ИСХОДНЫЙ ТЕКСТ »
Очень правильно, что программу теперь повезут по столицам федеральных округов, а завершится ее российский тур в городе, которому она обязана своим рождением, — Санкт-Петербурге. Мне кажется, имело бы смысл показать ее и в Берлине, и в Париже, и в Нью-Йорке. Если уж мы до сих пор не знаем всех страниц блокады, то подавно их не знают там. И снять бы видео — далеко не только столицы имеют право прикоснуться к подвигу отечественных музыкантов.
Программа прошла под управлением известного дирижера Василия Синайского. «Труд» не упустил возможности узнать, какие чувства она пробудила у этого воспитанника петербуржской дирижерской школы. А заодно узнать и о других творческих делах музыканта, ведь это, по сути, первое серьезное интервью Василия Серафимовича в России после его ухода 3 декабря 2013 года из Большого театра.
— Нынешняя программа пробудила в вас чувства петербуржца?
— Я именно из-за нее и согласился приехать в Москву. Достаточно сказать, что Василием меня назвали в честь дяди, брата отца. Он был талантливым живописцем, учился в Академии художеств, подавал большие надежды, но умер в блокаду совсем молодым человеком. У меня дома в Петербурге хранятся его акварельные пейзажи.
— Что-то из сочинений нынешней программы было вам ранее знакомо?
— Дайте вспомнить... Пожалуй, ни одного произведения. Это же все найдено недавно. Евгений Кириллович Волков — очень серьезный музыкант, руководитель хора имени Свешникова — и другие участники проекта приложили огромные усилия, буквально откопав эти партитуры. Там почти все — мировые премьеры. Поразило, что многие из этих авторов пишут про Победу. Зимой 1941- 42-х годов, получая паек 125 граммов хлеба! И это не шапкозакидательство, а глубокая вера в то, что Родина не покорится. А какая музыка! Вот «Клятва наркому» — казалось бы, чисто популяризаторская задача, но там такие интересные гармонии, сразу чувствуешь руку гениального Шостаковича. Хотя слова достаточно традиционны: «Великий час настал — ведет к победе Сталин. Его приказ — закон...» А музыку Богданова-Березовского, которую никто у нас не знает, надо изучать и дальше.

КОРОТКОЕ ЗАДАНИЕ 1 »
Замените в интервью о блокадной программе «известного» на «прославленного» и приведите заново фрагмент, который открывается словами «Программа прошла под» и закрывается словами «вас чувства петербуржца?».
КОРОТКОЕ ЗАДАНИЕ 2 »
Допишите продолжение интервью с дирижером Василием Синайским, начав сразу после его последней реплики.

(Извлеченные данные)

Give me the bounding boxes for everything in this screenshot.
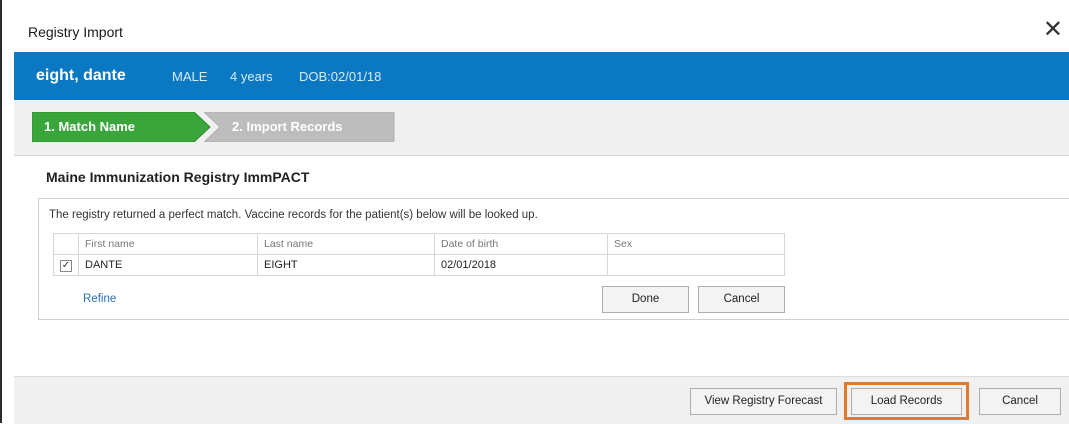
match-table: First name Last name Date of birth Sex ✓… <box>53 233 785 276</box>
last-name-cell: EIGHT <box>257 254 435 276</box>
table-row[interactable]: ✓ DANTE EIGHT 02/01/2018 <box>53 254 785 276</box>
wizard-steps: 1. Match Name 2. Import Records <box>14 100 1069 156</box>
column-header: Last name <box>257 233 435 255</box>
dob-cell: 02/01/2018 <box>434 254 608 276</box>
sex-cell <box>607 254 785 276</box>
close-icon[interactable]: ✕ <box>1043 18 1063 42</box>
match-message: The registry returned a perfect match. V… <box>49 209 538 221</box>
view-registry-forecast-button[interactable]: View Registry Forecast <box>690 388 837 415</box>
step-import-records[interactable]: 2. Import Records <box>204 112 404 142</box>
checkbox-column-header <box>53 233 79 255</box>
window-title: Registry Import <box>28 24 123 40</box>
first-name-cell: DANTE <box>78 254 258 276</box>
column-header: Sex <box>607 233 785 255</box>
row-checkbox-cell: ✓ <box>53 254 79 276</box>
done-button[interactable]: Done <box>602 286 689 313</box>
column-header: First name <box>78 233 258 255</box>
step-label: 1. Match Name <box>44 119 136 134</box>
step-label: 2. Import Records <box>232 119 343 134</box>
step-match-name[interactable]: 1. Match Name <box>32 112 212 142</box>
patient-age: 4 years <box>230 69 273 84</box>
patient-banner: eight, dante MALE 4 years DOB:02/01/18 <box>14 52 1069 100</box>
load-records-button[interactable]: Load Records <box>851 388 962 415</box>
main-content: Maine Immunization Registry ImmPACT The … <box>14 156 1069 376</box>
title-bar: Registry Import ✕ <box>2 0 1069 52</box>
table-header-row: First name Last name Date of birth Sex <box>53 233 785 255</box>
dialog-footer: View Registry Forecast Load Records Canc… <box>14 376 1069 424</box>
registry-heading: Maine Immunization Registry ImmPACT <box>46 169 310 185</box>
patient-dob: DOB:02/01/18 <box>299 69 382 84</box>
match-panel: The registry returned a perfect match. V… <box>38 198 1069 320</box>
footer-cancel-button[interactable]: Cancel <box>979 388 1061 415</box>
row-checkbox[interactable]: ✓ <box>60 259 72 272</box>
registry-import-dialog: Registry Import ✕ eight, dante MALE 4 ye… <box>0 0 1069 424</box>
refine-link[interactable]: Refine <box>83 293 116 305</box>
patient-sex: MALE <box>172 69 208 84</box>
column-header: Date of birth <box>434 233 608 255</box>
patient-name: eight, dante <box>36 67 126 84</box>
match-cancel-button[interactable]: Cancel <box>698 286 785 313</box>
==
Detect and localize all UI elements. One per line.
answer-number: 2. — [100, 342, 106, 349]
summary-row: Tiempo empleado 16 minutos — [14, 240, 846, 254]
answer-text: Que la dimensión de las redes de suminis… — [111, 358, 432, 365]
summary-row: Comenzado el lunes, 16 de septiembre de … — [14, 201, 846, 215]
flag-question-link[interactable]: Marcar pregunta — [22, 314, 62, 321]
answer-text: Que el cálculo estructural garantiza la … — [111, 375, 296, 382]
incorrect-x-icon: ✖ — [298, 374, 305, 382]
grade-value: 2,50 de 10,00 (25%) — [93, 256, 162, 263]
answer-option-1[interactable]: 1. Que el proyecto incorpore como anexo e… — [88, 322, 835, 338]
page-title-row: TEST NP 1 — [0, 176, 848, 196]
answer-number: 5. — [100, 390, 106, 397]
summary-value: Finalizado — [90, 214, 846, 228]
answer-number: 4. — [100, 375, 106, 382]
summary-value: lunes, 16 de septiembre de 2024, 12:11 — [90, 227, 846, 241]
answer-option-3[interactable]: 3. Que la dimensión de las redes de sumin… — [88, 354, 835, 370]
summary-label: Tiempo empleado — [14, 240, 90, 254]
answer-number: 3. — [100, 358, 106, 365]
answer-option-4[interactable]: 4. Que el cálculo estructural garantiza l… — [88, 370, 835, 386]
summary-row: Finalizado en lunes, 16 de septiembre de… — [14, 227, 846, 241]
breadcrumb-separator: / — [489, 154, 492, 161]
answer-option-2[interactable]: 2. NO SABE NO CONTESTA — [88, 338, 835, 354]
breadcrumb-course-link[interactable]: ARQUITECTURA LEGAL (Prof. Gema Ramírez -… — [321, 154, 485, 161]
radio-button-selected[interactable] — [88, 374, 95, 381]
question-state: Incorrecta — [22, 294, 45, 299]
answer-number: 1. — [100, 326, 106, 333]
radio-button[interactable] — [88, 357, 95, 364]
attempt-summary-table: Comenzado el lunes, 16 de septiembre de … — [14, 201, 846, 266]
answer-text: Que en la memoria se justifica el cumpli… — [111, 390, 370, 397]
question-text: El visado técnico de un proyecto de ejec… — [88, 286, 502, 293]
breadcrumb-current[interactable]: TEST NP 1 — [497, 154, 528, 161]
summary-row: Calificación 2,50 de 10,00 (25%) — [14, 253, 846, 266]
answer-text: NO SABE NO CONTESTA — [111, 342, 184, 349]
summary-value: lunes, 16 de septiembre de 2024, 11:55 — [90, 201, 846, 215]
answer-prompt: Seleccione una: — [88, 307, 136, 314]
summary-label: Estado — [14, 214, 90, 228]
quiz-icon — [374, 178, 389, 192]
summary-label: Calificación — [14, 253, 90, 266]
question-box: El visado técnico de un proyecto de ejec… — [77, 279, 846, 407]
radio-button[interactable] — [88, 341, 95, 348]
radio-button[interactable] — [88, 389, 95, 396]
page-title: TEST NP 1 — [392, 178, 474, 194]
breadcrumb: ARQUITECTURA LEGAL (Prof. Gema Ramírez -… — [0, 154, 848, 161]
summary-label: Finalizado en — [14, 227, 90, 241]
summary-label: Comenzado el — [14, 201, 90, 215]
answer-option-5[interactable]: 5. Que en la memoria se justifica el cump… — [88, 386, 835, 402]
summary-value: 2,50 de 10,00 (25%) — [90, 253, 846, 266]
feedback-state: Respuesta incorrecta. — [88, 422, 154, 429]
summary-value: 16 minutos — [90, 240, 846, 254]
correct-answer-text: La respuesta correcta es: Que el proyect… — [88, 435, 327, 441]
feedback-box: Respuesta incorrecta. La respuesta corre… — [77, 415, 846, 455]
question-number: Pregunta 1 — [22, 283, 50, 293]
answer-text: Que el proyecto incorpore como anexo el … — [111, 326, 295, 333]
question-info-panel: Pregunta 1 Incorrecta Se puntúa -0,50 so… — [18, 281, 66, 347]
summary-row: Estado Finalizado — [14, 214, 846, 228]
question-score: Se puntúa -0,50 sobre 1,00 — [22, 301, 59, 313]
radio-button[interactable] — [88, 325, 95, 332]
* * *
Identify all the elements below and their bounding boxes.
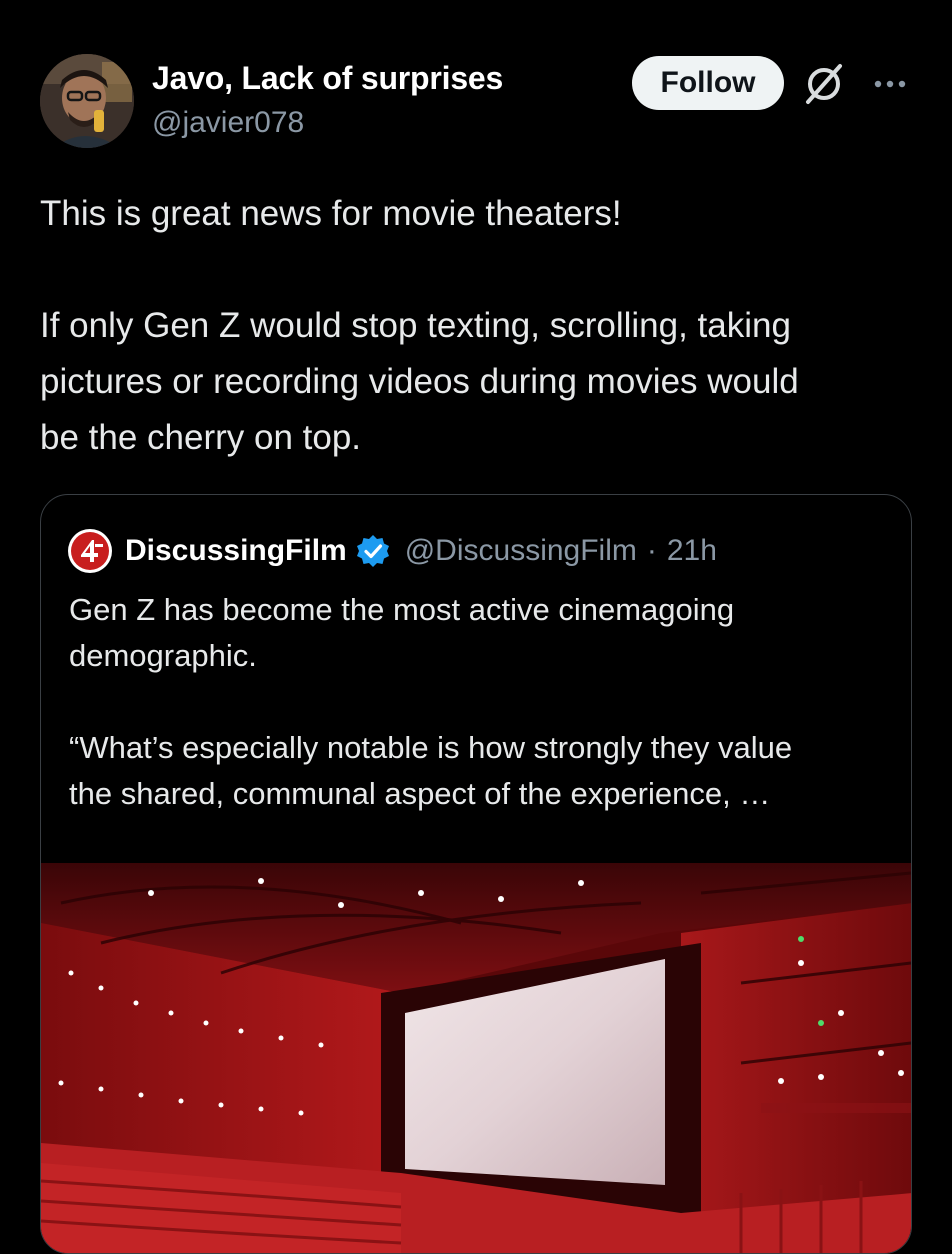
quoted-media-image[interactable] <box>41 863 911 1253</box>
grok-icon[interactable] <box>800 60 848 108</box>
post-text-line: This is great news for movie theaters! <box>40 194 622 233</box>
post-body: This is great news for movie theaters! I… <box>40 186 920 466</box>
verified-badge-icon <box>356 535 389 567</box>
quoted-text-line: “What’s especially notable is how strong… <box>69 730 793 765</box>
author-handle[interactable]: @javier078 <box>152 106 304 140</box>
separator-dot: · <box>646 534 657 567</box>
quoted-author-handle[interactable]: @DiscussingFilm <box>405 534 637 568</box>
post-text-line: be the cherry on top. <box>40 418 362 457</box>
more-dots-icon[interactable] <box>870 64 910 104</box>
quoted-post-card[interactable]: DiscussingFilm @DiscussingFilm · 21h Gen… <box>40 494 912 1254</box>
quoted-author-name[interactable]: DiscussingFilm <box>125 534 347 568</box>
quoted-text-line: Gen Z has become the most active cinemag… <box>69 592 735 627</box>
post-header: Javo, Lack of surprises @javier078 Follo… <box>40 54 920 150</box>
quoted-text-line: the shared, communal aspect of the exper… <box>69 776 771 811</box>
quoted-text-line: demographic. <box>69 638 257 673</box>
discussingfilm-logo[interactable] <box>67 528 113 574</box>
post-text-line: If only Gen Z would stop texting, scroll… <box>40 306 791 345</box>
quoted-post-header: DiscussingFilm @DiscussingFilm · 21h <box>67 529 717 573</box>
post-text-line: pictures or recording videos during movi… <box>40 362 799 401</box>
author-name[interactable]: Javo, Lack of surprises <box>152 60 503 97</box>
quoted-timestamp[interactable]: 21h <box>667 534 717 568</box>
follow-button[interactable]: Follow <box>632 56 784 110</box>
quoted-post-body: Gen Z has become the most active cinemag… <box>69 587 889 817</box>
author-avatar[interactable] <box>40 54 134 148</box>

ИТОГОВЫЙ РЕЗУЛЬТАТ 1 »
Программа прошла под управлением прославленного дирижера Василия Синайского. «Труд» не упустил возможности узнать, какие чувства она пробудила у этого воспитанника петербуржской дирижерской школы. А заодно узнать и о других творческих делах музыканта, ведь это, по сути, первое серьезное интервью Василия Серафимовича в России после его ухода 3 декабря 2013 года из Большого театра.
— Нынешняя программа пробудила в вас чувства петербуржца?

ИТОГОВЫЙ РЕЗУЛЬТАТ 2 »
Кроме того, программа важна для меня тем, что дала возможность после 12-летнего перерыва встретиться с Госоркестром России, который порадовал чрезвычайно серьезным отношением к работе.
— Кроме этого проекта что сейчас вас занимает?
— Эти два месяца я был чрезвычайно занят. Состоялся мой дебют с Венским симфоническим оркестром в знаменитом венском зале «Концертхаус», где мы сыграли Шостаковича, Чайковского, 9-ю симфонию Дворжака. Меня знают во всех основных оркестрах мира, но последние три года понимали, что обращаться бесполезно, так как я прочно забаррикадирован в Большом. Вот сейчас лечу в Лондон, там программа Рихарда Штрауса с оркестром «Би-би-си Филармоник», поедем с ней по Англии. Потом еду в Швецию с программой Малера.
— Будет ли возобновление театральной карьеры?
— Она никогда не прерывалась. Я еще в Риге в начале своей дирижерской деятельности выступал в оперном театре: «Борис Годунов», «Летучий голландец», «Кавалер розы», «Кармен»: В берлинской «Комише опер» была «Леди Макбет Мценского уезда» Шостаковича в постановке замечательного режиссера Гюнтера Нойфельда.
— Все-таки не могу не спросить о Большом...
— Мне там было интересно, я считал себя не совсем декоративной фигурой в этих стенах. У нас с прежним генеральным директором Анатолием Иксановым были хорошие планы — например, мы хотели углублять умение петь французскую музыку, в афише должна была появиться «Манон» Массне. Собирались делать новую «Леди Макбет Мценского уезда» с Кириллом Серебренниковым — вы представляете, насколько это могло стать интересно.
— Как коллеги по театру восприняли ваш уход?
— Очень многие говорили самые добрые слова. Но были и неожиданности. Некоторые из тех, с кем я работал достаточно плотно, и они тогда говорили, что счастливы этим сотрудничеством, — струсили, предали.
— Что скажете о вашем преемнике Тугане Сохиеве?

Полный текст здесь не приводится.